* Задание:
Продублируйте без изменений отрывок из приведенного ниже текста о любви в философии Астафьева, начиная со слов «Самовоспитанием и самосовершенствованием.» и заканчивая словами «одной из сторон.».

* Текст документа:
● ● ● ● ●
Самовоспитанием и самосовершенствованием. Даже со стороны мы видим, «как просветляется, сколько новой красоты, энергии и выразительности получает самая убогая, будничная в общем наружность живого существа в те моменты, когда оно согрето, воодушевлено любовью» [31: 70]. Этим зримым выражением любви, считает Астафьев, и вызывается чаще всего «ответное симпатическое чувство»; и это ответное чувство, в свою очередь, «отраженно усиливает и определяет первоначальное чувство». Мы снова видим, что фактор ответной любви Астафьеву отнюдь не безразличен; но этот фактор не проявился бы, если бы не было первоначального чувства у одной из сторон.
Замечает Астафьев, естественно, и «психофизиологическую сторону выражений любви», особо подчеркивая роль мускульного чувства, «деятельного осязания», с которым связаны «поцелуй, объятие, ласкающее поглаживание». Здесь уместно отметить, что значительно позже известный французский философ Э. Левинас (1905/06–1995) развил целую «философию ласки» («эротического касания») и, переходя «от эротического к этическому», пришел к выводу, что достоинство человека заключается в его пассивности и «зависимости от другого» [38]. Русский философ, напротив, не устает напоминать нам, что условие, «при отсутствии которого живое существо для чувства любви становится более или менее недоступным, – есть сила и сознание своей силы». Любовь требует, в первую очередь, веры в себя, веры в свою способность совершить невозможное. Конечно, в такой вере есть определенный эгоцентризм, но это творческий эгоцентризм, в котором наивысший подъема самочувствия неразрывно связан с наивысшим подъемом любви к другому. Или, как пишет Астафьев, любовь – это «самое эгоистическое и в то же время самое самоотверженное из всех волнующих душу чувств» [31: 72].
● ● ● ● ●
* Сохранённые данные:
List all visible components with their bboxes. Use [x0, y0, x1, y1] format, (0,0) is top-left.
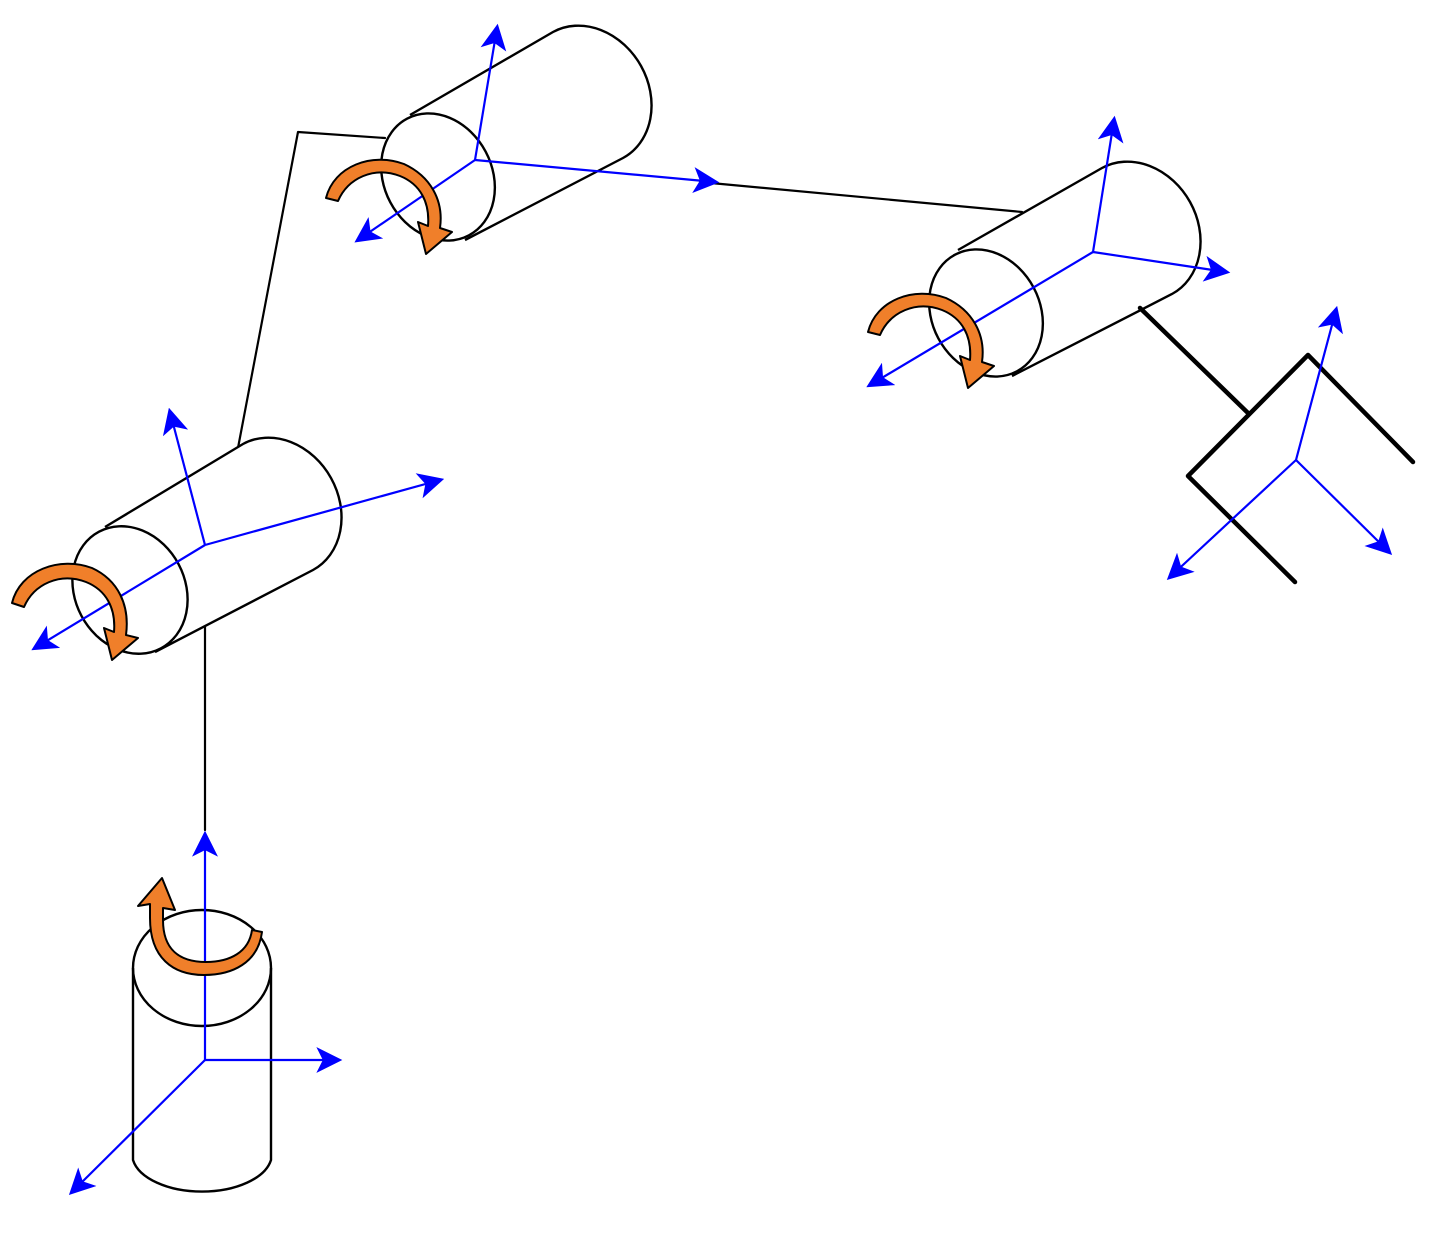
● ● ● ● ●
* Ответ:
Самовоспитанием и самосовершенствованием. Даже со стороны мы видим, «как просветляется, сколько новой красоты, энергии и выразительности получает самая убогая, будничная в общем наружность живого существа в те моменты, когда оно согрето, воодушевлено любовью» [31: 70]. Этим зримым выражением любви, считает Астафьев, и вызывается чаще всего «ответное симпатическое чувство»; и это ответное чувство, в свою очередь, «отраженно усиливает и определяет первоначальное чувство». Мы снова видим, что фактор ответной любви Астафьеву отнюдь не безразличен; но этот фактор не проявился бы, если бы не было первоначального чувства у одной из сторон.